**Aufgabenstellung:** Gib aus dem Text über die Proteste gegen das CPE den Abschnitt zwischen „Das absurde Vorhaben“ und „reicher BürgInnen binden.“ einschließlich wortgetreu aus.

**Bereitgestellter Text:**
---+---
Das absurde Vorhaben reformistischer Kräfte wie SozialdemokratInnen (PS), "KommunistInnen" (PCF), GewerkschaftsbürokratInnen und StudentInnengewerkschaften, die Proteste auf das CPE zu beschränken, war spätestens nach der Fusion Suez-GDF nicht mehr haltbar. Dennoch dominierte das Thema die Proteste und SchülerInnen und StudentInnen führten die verschiedenen Demonstrationszüge an. Sie sind es, die unmittelbar von der neuen Regelung bedroht sind. Ein unsicherer Arbeitsplatz bedeutet nicht zuletzt die Unmöglichkeit von Zukunftsplänen: Keine Bank wird CPE-Vertragsbeschäftigten Kredite genehmigen, der Traum einer Wohnmöglichkeit in der Nähe der Arbeitsstelle zerplatzt wie eine Seifenblase an den hohen Mietpreisen in den Großstädten und an VermieterInnen, die Wohnmöglichkeiten an die Bedingung einer festen Anstellung oder die Unterschrift reicher BürgInnen binden.

SchülerInnen und StudentInnen waren es auch, die seit dem ersten Aktionstag am 7. Februar (bei dem landesweit an die 300.000 Menschen auf der Straße waren) die Mobilisierung nicht abbrechen ließen. Und das, obwohl die französischen Schulen und Universitäten im Februar nacheinander (je nach Gebiet) Winterferien haben. Als in Paris beispielsweise die Ferien zu Ende waren, führten die dortigen StudentInnen den Protest weiter, der zuvor an Unis in Brest, Rennes, Lille, Toulouse oder Nantes begonnen wurden. Die Strategie der Regierung, StudentInnen betreffende Gesetze während den Ferien zu beschließen (kein typisch französisches Vorgehen wie wir aus Österreich wissen), ging somit nicht auf. Im Gegenteil: Am 6. März, dem Tag, an dem alle Schulen und Hochschulen den Betrieb wieder hätten aufnehmen sollen, waren 20 der 83 französischen Universitäten von StudentInnen besetzt. 38 Universitäten sind im Laufe des Monats in die Bewegung eingetreten. Die Generalversammlungen waren teilweise gerammelt voll. Durchschnittlich sah Frankreich im Februar keinen Tag ohne StudentInnendemonstrationen.
---+---
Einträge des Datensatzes
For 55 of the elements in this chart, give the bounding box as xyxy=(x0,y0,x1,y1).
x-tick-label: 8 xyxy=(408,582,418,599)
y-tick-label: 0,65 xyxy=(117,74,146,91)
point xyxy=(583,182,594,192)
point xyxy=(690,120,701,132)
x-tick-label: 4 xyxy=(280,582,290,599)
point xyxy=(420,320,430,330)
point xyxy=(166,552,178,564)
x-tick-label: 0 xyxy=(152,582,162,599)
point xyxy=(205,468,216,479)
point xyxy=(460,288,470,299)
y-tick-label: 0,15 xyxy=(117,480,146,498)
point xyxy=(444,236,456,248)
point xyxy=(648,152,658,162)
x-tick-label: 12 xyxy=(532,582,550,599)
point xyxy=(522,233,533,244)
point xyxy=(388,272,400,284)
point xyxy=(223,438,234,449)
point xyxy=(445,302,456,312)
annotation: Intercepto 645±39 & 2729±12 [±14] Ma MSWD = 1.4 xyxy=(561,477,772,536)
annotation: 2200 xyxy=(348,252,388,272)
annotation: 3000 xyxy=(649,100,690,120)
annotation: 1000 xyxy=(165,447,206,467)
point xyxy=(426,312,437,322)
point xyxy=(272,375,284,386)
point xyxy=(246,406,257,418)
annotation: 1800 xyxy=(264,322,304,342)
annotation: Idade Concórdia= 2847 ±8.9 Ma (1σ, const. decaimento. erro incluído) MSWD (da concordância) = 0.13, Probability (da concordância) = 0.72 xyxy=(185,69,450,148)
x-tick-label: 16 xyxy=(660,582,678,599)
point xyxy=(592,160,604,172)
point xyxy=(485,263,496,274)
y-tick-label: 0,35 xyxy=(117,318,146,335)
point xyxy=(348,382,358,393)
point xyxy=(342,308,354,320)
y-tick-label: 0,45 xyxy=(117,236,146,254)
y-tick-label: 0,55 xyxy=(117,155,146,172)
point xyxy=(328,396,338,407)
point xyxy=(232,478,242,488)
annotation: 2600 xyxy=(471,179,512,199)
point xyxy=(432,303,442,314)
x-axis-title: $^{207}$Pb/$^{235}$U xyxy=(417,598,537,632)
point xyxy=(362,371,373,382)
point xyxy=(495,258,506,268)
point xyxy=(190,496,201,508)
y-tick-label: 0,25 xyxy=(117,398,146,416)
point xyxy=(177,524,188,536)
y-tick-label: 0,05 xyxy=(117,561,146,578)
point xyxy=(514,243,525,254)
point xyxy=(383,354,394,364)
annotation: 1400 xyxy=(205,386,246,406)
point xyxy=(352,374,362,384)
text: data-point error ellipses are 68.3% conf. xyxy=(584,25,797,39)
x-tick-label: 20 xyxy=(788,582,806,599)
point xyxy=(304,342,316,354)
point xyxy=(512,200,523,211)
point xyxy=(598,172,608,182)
---+---
**Erwartete Ausgabe:**
Das absurde Vorhaben reformistischer Kräfte wie SozialdemokratInnen (PS), "KommunistInnen" (PCF), GewerkschaftsbürokratInnen und StudentInnengewerkschaften, die Proteste auf das CPE zu beschränken, war spätestens nach der Fusion Suez-GDF nicht mehr haltbar. Dennoch dominierte das Thema die Proteste und SchülerInnen und StudentInnen führten die verschiedenen Demonstrationszüge an. Sie sind es, die unmittelbar von der neuen Regelung bedroht sind. Ein unsicherer Arbeitsplatz bedeutet nicht zuletzt die Unmöglichkeit von Zukunftsplänen: Keine Bank wird CPE-Vertragsbeschäftigten Kredite genehmigen, der Traum einer Wohnmöglichkeit in der Nähe der Arbeitsstelle zerplatzt wie eine Seifenblase an den hohen Mietpreisen in den Großstädten und an VermieterInnen, die Wohnmöglichkeiten an die Bedingung einer festen Anstellung oder die Unterschrift reicher BürgInnen binden.